EXERCISE PROMPT »
Lines containing the string "JSON" are to be counted; report the total by itself.
= = = = = = =
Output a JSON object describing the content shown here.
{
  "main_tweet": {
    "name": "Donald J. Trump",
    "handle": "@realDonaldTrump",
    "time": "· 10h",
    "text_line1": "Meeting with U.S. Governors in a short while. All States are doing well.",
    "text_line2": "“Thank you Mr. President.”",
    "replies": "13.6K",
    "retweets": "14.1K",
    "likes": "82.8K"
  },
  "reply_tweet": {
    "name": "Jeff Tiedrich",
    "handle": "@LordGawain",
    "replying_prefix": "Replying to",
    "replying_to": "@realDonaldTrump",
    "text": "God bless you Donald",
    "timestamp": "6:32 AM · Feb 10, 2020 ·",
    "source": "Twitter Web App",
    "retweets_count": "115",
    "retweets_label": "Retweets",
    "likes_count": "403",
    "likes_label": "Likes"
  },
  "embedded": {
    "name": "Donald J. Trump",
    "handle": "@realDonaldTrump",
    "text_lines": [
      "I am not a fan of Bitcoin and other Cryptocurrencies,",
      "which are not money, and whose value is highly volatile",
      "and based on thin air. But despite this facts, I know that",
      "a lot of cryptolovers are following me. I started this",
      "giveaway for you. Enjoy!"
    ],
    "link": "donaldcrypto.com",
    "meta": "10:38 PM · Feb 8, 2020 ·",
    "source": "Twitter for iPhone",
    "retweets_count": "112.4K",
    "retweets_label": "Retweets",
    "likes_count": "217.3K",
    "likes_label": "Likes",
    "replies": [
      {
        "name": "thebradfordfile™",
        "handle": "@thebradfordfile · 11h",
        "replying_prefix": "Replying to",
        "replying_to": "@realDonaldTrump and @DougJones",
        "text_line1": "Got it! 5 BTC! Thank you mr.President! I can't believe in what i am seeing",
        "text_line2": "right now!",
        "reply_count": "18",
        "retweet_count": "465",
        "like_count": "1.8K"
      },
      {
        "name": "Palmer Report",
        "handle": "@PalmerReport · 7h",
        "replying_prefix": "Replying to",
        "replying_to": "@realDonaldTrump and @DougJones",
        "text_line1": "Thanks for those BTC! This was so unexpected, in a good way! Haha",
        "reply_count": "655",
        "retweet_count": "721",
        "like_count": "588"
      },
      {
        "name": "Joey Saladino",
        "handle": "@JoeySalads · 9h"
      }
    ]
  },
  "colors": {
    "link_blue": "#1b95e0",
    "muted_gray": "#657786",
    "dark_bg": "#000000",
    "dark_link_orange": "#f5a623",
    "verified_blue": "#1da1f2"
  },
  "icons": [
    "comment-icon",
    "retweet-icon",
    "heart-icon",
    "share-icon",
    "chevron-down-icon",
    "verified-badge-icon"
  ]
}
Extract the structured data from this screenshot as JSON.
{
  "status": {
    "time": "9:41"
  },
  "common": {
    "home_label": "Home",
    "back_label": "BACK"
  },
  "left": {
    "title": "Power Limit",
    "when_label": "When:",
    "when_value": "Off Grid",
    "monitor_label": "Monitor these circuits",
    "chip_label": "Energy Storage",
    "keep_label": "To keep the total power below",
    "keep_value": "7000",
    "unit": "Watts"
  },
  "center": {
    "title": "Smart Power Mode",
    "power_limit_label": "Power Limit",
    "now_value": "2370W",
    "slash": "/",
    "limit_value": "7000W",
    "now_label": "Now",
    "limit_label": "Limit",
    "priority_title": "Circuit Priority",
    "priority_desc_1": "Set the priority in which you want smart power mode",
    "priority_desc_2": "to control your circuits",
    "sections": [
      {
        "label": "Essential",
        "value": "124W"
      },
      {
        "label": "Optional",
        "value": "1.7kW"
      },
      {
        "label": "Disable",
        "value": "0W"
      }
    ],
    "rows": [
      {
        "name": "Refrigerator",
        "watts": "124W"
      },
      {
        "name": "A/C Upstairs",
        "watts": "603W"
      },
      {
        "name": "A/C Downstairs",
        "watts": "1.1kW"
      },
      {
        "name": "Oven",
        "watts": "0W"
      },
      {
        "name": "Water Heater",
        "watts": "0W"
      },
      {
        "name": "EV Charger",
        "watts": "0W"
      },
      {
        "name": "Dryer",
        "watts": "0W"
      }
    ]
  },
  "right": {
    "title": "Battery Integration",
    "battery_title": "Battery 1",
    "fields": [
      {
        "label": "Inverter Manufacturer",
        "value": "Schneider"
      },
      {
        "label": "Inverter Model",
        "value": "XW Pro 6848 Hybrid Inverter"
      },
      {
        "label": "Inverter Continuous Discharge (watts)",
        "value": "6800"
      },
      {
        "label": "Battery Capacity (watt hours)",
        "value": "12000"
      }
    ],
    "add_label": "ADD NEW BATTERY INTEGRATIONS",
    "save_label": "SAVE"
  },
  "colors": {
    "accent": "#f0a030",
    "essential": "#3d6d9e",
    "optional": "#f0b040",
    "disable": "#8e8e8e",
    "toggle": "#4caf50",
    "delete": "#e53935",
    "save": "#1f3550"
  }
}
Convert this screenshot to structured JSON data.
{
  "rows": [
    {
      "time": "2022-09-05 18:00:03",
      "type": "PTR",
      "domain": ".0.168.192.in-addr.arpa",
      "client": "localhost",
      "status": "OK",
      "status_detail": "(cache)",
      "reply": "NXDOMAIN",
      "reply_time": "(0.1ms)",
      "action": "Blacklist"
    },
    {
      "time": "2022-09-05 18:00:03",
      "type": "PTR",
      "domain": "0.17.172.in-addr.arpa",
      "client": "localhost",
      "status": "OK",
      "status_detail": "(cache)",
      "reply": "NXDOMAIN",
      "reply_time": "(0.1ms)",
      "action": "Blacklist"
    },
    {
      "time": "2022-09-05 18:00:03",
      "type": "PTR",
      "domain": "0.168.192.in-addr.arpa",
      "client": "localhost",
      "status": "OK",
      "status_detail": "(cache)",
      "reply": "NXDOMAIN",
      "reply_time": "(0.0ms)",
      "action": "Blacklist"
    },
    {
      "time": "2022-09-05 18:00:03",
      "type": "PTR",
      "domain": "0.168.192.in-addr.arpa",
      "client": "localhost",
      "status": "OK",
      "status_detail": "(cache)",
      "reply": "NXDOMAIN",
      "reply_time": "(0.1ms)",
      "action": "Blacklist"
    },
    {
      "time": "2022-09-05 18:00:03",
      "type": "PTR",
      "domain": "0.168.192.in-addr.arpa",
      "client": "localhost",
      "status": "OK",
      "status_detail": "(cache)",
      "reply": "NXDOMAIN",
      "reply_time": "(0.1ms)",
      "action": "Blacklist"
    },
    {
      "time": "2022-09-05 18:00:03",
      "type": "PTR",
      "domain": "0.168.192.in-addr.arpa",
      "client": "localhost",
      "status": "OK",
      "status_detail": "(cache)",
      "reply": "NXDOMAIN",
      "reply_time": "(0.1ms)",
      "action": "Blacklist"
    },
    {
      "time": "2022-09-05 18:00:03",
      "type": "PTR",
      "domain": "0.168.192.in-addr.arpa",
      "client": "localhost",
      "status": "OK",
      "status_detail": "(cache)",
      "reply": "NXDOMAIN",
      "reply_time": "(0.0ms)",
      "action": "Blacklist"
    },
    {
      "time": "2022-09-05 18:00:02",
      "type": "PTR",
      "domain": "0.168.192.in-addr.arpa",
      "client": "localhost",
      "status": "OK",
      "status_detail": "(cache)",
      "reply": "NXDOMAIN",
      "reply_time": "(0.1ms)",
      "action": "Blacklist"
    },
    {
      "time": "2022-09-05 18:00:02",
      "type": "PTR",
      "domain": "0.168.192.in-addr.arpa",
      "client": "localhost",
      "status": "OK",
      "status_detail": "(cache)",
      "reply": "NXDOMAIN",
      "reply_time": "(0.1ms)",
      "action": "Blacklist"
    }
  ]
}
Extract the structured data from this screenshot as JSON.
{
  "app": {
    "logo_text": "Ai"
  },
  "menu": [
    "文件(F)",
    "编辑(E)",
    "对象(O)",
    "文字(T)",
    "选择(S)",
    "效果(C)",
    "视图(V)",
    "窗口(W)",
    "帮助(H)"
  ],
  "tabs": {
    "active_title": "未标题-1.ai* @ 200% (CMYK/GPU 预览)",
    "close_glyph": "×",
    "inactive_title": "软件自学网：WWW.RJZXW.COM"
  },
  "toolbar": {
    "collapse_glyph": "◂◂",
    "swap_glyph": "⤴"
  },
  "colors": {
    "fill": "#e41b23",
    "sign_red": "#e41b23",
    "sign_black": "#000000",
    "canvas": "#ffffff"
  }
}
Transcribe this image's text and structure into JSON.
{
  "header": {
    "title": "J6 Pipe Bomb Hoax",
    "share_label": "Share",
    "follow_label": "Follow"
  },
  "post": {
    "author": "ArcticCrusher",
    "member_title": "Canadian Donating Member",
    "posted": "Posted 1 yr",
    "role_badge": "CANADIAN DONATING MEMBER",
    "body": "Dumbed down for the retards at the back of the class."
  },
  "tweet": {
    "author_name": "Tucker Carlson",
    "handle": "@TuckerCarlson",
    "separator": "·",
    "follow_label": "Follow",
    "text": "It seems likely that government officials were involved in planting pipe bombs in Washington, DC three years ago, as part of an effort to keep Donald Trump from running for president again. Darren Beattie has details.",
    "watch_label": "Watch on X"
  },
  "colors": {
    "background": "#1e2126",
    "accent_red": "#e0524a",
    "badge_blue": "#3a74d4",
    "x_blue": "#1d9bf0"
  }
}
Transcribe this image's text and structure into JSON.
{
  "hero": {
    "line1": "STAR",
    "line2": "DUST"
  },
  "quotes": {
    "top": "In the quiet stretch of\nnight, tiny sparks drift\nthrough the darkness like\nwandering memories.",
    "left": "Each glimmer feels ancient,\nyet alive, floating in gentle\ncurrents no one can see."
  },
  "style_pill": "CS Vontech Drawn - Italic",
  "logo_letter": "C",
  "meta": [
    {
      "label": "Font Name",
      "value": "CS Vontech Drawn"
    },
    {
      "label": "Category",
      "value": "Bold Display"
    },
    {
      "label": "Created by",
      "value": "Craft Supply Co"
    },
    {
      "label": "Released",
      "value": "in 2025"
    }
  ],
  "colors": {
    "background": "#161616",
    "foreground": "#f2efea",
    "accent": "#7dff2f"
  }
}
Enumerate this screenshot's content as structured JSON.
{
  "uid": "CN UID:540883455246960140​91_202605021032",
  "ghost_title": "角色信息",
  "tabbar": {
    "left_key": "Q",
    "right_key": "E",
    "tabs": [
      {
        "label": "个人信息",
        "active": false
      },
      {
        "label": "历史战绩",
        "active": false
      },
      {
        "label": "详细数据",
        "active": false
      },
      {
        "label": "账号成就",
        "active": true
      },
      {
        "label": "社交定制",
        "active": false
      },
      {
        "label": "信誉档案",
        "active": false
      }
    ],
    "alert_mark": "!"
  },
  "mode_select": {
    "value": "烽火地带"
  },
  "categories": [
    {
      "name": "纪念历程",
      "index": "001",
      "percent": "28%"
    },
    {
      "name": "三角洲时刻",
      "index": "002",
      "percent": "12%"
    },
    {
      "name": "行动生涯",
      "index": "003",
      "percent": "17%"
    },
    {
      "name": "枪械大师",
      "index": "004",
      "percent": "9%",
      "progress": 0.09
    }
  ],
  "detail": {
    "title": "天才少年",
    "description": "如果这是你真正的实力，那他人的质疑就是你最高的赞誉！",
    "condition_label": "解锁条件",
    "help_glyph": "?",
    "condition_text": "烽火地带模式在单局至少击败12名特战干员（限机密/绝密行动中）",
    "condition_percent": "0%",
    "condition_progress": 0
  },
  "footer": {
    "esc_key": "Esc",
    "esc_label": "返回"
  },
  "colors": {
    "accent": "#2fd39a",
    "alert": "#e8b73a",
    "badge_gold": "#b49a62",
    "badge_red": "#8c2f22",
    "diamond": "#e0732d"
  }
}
= = = = = = =
REPLY »
7